▶ **INPUT**:
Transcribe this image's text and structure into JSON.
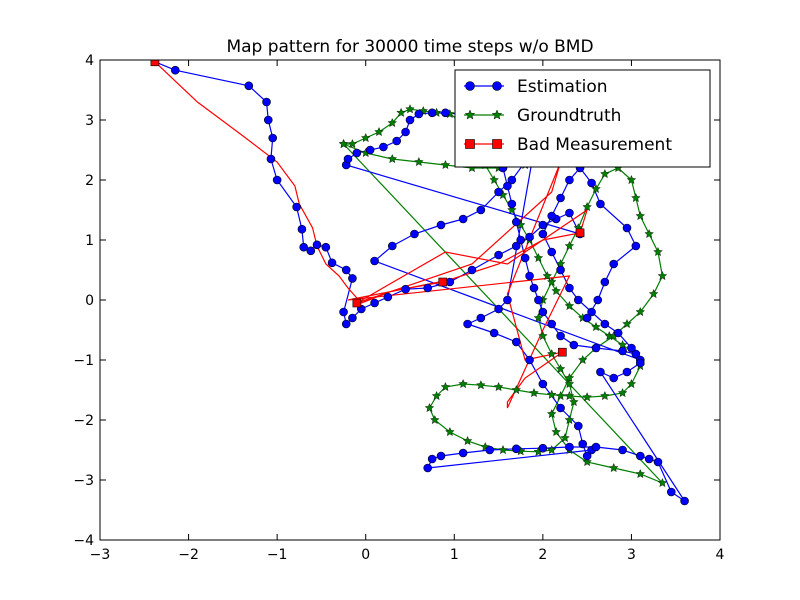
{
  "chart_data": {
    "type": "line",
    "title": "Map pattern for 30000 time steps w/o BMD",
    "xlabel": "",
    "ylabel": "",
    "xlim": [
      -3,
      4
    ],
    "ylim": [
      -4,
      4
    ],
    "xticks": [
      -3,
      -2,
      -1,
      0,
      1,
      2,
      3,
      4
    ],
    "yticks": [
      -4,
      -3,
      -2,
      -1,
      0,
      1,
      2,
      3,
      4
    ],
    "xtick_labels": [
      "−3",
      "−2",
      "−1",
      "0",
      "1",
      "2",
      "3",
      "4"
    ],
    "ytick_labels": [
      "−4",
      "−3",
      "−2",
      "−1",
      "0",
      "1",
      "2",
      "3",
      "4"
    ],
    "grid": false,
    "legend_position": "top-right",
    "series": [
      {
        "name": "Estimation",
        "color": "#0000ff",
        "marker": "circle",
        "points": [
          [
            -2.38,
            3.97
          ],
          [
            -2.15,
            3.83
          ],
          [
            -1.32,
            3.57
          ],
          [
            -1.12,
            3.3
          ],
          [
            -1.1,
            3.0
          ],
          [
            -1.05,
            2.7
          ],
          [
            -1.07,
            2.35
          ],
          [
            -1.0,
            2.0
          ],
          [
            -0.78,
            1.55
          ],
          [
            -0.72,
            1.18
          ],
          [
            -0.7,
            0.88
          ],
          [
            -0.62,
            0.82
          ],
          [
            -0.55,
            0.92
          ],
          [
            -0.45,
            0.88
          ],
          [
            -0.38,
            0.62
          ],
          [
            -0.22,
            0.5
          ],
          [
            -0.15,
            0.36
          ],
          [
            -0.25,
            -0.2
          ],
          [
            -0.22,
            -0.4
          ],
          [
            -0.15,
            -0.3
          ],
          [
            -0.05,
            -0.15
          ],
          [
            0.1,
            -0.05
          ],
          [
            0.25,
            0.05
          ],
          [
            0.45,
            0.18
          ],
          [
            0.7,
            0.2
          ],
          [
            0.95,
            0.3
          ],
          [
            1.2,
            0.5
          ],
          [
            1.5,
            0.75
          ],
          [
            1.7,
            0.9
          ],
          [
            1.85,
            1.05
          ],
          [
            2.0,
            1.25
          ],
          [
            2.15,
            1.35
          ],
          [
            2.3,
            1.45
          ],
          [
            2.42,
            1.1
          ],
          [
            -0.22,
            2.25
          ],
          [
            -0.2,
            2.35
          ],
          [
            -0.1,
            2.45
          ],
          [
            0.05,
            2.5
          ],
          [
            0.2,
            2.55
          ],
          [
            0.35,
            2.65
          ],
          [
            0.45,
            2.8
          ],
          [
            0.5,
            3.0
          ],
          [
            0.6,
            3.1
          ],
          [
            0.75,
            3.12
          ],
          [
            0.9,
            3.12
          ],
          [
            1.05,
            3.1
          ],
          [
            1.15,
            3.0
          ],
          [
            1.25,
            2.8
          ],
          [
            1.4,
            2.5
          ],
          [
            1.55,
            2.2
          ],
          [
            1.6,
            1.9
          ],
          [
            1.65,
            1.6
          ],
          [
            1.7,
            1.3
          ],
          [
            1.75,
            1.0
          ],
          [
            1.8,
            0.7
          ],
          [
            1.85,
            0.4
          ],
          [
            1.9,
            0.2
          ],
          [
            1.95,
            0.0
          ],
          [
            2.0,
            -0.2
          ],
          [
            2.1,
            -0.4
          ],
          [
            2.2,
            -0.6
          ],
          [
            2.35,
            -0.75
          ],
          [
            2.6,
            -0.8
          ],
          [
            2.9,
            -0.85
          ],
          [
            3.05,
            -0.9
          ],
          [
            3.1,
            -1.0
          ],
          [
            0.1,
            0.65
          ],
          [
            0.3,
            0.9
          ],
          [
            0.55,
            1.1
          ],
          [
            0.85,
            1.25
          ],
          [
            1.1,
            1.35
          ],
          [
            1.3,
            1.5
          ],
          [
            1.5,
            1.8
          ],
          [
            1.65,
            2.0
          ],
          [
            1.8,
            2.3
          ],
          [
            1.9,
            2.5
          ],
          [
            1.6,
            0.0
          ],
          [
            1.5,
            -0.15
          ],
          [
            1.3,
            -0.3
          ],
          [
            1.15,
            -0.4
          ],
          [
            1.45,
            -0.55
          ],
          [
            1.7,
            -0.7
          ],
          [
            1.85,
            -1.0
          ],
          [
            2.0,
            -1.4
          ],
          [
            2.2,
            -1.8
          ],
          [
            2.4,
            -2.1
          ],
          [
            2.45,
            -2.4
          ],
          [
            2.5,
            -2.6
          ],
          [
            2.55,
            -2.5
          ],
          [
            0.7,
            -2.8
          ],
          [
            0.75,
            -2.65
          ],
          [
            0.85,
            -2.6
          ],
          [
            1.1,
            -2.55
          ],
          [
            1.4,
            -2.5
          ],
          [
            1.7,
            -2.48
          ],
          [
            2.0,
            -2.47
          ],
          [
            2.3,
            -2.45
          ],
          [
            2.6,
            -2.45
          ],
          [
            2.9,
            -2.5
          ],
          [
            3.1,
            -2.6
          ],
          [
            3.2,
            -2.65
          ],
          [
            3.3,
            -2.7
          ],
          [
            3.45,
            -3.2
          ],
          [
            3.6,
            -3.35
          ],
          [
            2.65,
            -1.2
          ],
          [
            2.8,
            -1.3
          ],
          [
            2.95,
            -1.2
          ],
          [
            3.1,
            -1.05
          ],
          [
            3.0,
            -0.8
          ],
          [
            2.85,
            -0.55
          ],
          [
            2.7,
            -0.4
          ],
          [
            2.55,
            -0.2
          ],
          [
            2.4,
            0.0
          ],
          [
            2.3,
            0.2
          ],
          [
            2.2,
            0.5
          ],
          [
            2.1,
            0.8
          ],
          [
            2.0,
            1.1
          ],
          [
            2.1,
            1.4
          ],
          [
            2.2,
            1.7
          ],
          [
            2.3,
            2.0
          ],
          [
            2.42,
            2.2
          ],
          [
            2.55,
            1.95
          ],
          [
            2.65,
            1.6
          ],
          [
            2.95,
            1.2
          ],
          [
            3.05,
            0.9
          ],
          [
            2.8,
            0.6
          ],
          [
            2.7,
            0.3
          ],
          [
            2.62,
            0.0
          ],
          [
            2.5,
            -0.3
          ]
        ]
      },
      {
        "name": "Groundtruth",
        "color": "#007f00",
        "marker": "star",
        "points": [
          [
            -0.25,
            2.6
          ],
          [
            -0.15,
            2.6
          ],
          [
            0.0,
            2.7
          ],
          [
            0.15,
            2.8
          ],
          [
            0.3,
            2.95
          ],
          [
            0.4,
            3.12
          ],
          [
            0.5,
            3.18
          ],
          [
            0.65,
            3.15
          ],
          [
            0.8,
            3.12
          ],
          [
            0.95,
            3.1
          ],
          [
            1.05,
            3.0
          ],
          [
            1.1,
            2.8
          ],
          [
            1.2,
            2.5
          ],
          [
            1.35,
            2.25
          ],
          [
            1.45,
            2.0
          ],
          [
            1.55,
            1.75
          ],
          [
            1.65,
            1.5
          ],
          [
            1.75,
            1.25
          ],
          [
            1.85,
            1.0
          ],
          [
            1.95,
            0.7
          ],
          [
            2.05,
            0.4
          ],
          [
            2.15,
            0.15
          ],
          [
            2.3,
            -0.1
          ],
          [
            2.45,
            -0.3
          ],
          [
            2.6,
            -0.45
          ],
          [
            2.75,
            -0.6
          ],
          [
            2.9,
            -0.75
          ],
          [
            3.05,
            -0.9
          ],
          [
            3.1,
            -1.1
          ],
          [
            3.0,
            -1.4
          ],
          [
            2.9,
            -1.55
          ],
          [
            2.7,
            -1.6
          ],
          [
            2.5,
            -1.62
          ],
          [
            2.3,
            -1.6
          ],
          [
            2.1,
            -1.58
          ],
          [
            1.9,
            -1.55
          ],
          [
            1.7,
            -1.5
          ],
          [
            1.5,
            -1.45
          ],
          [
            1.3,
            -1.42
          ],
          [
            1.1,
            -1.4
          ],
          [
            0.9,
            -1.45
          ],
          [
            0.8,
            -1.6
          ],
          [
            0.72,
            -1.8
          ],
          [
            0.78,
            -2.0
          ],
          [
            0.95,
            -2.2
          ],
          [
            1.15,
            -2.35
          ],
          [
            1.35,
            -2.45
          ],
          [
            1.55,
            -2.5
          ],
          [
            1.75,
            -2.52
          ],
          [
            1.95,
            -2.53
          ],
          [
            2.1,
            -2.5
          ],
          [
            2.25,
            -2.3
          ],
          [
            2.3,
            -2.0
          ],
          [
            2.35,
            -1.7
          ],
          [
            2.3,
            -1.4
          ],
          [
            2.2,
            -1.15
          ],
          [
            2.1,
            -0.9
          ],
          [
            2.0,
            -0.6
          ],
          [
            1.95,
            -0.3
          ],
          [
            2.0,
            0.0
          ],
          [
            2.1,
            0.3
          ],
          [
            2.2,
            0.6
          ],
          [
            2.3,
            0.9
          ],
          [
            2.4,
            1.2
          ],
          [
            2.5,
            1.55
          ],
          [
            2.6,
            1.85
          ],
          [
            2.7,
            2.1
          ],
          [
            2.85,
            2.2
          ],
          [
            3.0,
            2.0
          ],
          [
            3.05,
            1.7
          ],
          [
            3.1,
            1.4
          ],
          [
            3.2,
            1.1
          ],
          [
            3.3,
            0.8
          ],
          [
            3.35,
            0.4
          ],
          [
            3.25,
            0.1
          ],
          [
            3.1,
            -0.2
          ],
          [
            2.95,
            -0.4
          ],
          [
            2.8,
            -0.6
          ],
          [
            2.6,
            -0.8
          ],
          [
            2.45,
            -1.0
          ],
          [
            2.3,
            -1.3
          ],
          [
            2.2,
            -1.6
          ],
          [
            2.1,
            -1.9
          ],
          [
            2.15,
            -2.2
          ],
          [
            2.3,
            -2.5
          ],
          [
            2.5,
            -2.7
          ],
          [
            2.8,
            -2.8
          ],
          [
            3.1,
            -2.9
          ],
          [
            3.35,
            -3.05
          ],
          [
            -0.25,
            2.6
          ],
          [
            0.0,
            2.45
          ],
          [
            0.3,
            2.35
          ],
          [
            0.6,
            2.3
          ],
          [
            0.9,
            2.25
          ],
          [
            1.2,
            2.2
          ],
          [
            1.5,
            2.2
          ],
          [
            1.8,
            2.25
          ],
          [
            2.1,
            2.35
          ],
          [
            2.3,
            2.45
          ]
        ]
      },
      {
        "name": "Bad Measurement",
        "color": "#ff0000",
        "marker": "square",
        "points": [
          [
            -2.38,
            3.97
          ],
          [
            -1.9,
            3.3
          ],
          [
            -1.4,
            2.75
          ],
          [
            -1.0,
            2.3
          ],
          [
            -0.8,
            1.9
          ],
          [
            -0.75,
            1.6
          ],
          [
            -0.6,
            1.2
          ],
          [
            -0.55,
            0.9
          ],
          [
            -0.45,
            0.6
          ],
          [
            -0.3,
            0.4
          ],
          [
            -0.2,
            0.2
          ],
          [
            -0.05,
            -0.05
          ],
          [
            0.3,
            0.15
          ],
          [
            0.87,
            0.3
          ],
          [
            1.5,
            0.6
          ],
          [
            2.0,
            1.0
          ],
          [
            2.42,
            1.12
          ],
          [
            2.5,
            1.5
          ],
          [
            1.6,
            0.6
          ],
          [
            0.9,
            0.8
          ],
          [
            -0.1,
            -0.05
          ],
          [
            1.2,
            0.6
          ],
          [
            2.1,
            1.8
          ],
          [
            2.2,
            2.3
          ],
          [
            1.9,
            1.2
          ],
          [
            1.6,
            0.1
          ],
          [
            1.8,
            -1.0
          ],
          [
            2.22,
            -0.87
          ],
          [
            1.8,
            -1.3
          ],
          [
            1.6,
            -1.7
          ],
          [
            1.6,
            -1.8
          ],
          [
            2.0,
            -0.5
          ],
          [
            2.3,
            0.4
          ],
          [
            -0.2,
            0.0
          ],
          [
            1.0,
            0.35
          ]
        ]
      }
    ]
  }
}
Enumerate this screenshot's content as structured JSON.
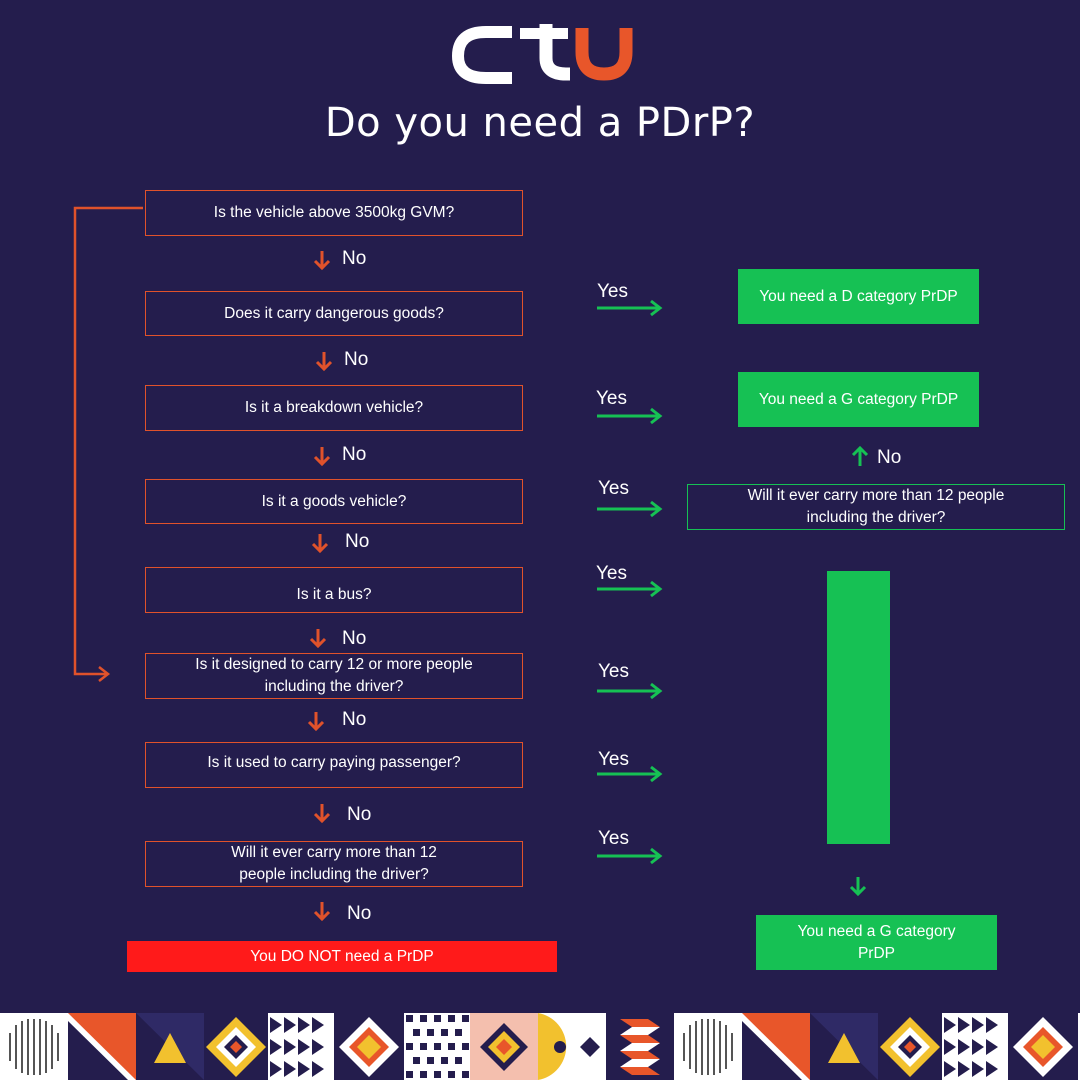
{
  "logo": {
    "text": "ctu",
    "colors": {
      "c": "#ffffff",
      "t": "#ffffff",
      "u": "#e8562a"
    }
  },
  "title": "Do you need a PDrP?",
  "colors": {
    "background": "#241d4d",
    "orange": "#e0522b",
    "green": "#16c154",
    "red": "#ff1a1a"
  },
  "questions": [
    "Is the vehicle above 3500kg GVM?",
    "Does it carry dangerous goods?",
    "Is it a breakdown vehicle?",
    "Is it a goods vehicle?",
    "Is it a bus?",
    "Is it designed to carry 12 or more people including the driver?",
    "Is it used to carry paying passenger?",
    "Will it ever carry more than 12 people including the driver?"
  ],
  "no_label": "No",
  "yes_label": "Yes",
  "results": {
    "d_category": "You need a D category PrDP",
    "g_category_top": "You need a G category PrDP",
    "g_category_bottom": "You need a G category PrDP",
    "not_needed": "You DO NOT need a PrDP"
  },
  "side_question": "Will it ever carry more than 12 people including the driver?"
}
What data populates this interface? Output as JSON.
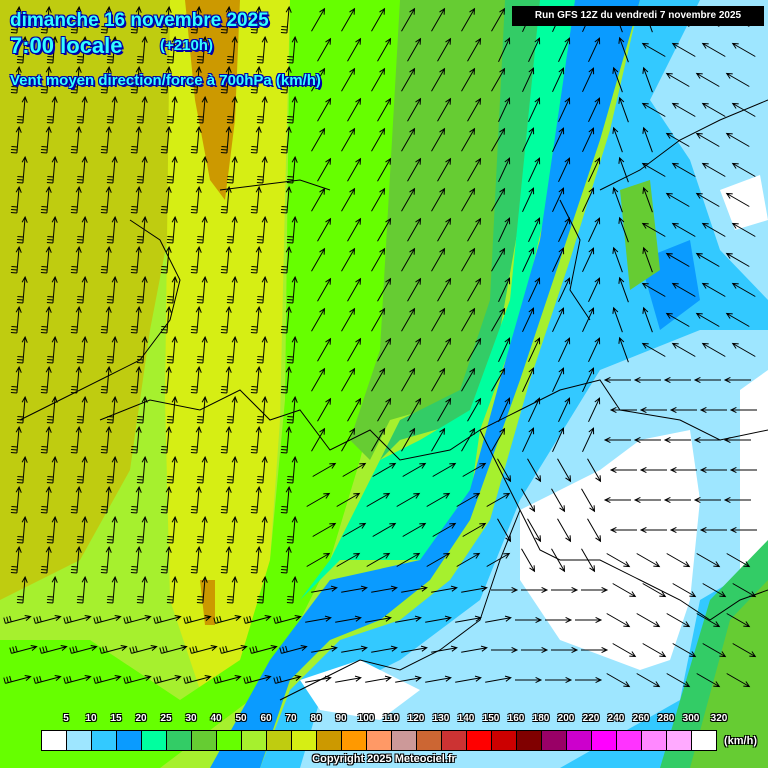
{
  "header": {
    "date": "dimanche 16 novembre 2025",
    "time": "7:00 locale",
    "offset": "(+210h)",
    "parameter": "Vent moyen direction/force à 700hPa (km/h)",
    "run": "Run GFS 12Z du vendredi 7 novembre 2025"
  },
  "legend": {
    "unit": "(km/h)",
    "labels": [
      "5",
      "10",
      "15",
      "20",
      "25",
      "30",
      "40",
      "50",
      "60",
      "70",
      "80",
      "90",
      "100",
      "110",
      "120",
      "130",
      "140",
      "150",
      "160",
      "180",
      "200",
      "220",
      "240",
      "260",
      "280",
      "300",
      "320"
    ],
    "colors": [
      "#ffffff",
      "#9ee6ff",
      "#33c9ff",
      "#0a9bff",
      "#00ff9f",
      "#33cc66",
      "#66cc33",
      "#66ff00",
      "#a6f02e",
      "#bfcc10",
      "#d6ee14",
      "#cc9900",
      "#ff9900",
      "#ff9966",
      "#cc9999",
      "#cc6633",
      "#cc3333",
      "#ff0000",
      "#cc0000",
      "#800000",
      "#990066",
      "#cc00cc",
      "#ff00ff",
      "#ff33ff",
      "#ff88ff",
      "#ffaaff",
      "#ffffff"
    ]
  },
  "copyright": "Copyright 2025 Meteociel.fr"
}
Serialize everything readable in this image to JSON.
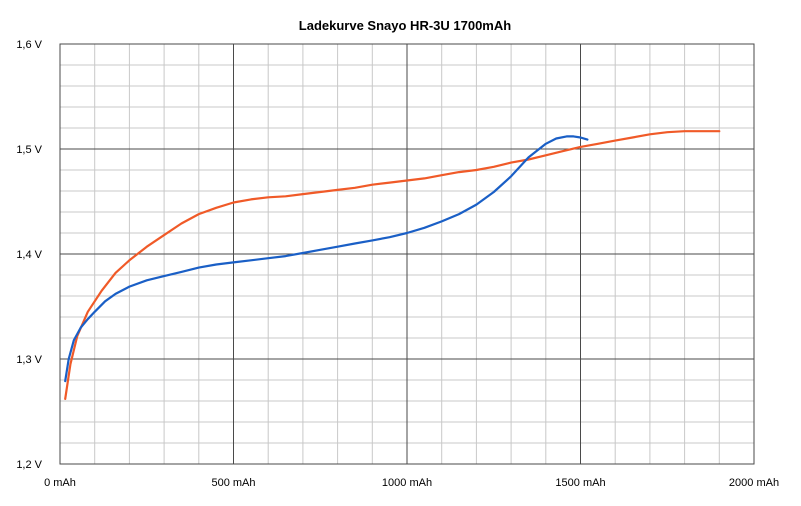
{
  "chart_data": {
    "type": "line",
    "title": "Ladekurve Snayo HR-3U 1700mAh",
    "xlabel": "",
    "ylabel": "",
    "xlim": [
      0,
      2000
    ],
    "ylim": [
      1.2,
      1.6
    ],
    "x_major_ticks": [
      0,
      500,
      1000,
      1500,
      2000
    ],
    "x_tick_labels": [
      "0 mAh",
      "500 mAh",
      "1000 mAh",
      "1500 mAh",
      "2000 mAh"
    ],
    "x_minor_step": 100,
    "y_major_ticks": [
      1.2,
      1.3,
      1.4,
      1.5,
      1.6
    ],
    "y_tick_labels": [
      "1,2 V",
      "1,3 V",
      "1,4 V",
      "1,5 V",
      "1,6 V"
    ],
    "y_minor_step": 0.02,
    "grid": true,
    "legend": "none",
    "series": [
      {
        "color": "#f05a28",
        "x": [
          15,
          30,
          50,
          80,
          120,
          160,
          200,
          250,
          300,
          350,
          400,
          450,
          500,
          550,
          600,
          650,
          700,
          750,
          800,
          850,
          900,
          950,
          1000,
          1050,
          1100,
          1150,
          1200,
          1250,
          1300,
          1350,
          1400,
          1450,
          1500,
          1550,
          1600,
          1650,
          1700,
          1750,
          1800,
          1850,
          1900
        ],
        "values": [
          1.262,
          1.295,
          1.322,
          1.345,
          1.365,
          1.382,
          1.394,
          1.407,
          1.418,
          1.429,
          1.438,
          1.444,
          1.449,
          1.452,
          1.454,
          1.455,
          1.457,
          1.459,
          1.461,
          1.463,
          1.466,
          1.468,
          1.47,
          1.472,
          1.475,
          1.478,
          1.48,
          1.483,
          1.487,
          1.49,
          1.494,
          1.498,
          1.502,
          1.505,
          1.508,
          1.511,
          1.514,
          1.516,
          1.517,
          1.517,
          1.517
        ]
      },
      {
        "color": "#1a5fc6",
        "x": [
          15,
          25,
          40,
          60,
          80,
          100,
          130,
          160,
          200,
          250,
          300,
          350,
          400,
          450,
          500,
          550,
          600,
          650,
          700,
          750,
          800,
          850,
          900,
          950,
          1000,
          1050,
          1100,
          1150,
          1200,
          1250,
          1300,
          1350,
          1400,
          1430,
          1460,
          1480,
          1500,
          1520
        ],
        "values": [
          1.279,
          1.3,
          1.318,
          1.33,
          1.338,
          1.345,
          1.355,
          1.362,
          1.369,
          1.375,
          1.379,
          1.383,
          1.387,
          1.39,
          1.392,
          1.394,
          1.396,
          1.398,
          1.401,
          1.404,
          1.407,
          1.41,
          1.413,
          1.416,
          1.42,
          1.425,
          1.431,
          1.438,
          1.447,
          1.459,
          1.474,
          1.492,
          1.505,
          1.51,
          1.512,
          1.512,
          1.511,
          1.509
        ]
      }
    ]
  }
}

▶ **PROBLEM DESCRIPTION**:
Looking at the records above, work out how many lines include the word "driver", then give that number by itself.

▶ **SOLUTION FOR THIS PROBLEM**:
3